Exercise aim:
Output the material below unchanged, apart from leaving out the pictures.

Dataset:
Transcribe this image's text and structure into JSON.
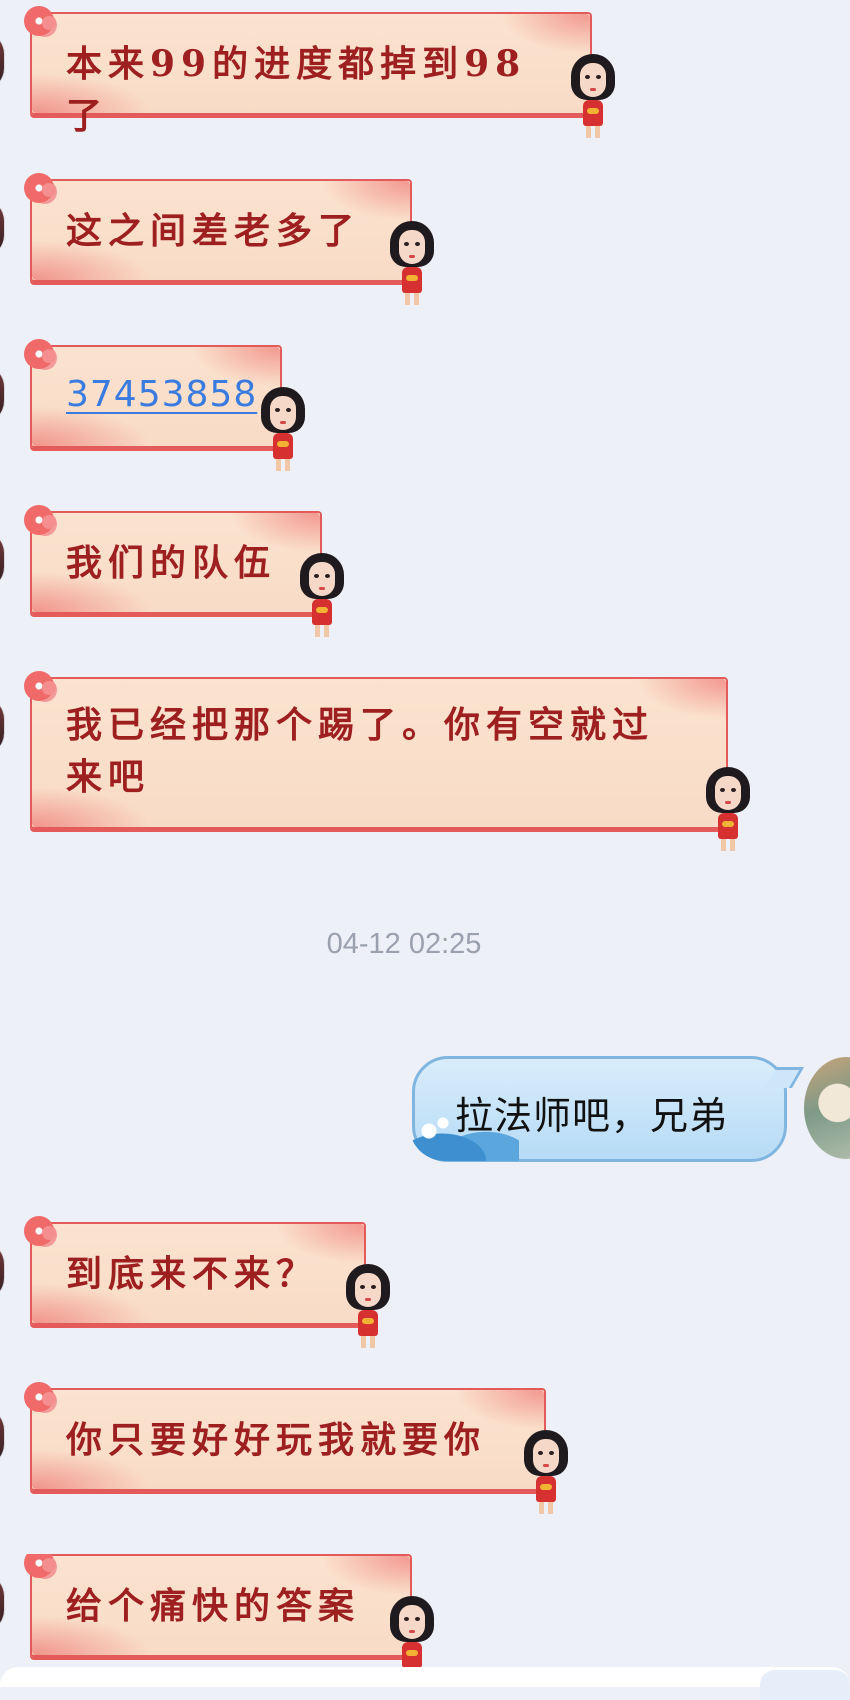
{
  "messages": [
    {
      "side": "in",
      "text": "本来99的进度都掉到98了"
    },
    {
      "side": "in",
      "text": "这之间差老多了"
    },
    {
      "side": "in",
      "text": "37453858",
      "is_link": true
    },
    {
      "side": "in",
      "text": "我们的队伍"
    },
    {
      "side": "in",
      "text": "我已经把那个踢了。你有空就过来吧"
    },
    {
      "side": "time",
      "text": "04-12 02:25"
    },
    {
      "side": "out",
      "text": "拉法师吧，兄弟"
    },
    {
      "side": "in",
      "text": "到底来不来？"
    },
    {
      "side": "in",
      "text": "你只要好好玩我就要你"
    },
    {
      "side": "in",
      "text": "给个痛快的答案"
    }
  ],
  "colors": {
    "background": "#eef0f7",
    "incoming_text": "#9e1f1f",
    "incoming_bubble": "#f8dbc6",
    "incoming_border": "#e25a5a",
    "link": "#3a7be0",
    "outgoing_bubble": "#c7e3f8",
    "timestamp": "#9aa0ad"
  }
}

Solution to this task:
Transcribe this image's text and structure into JSON.
{
  "messages": [
    {
      "side": "in",
      "text": "本来99的进度都掉到98了"
    },
    {
      "side": "in",
      "text": "这之间差老多了"
    },
    {
      "side": "in",
      "text": "37453858",
      "is_link": true
    },
    {
      "side": "in",
      "text": "我们的队伍"
    },
    {
      "side": "in",
      "text": "我已经把那个踢了。你有空就过来吧"
    },
    {
      "side": "time",
      "text": "04-12 02:25"
    },
    {
      "side": "out",
      "text": "拉法师吧，兄弟"
    },
    {
      "side": "in",
      "text": "到底来不来？"
    },
    {
      "side": "in",
      "text": "你只要好好玩我就要你"
    },
    {
      "side": "in",
      "text": "给个痛快的答案"
    }
  ],
  "colors": {
    "background": "#eef0f7",
    "incoming_text": "#9e1f1f",
    "incoming_bubble": "#f8dbc6",
    "incoming_border": "#e25a5a",
    "link": "#3a7be0",
    "outgoing_bubble": "#c7e3f8",
    "timestamp": "#9aa0ad"
  }
}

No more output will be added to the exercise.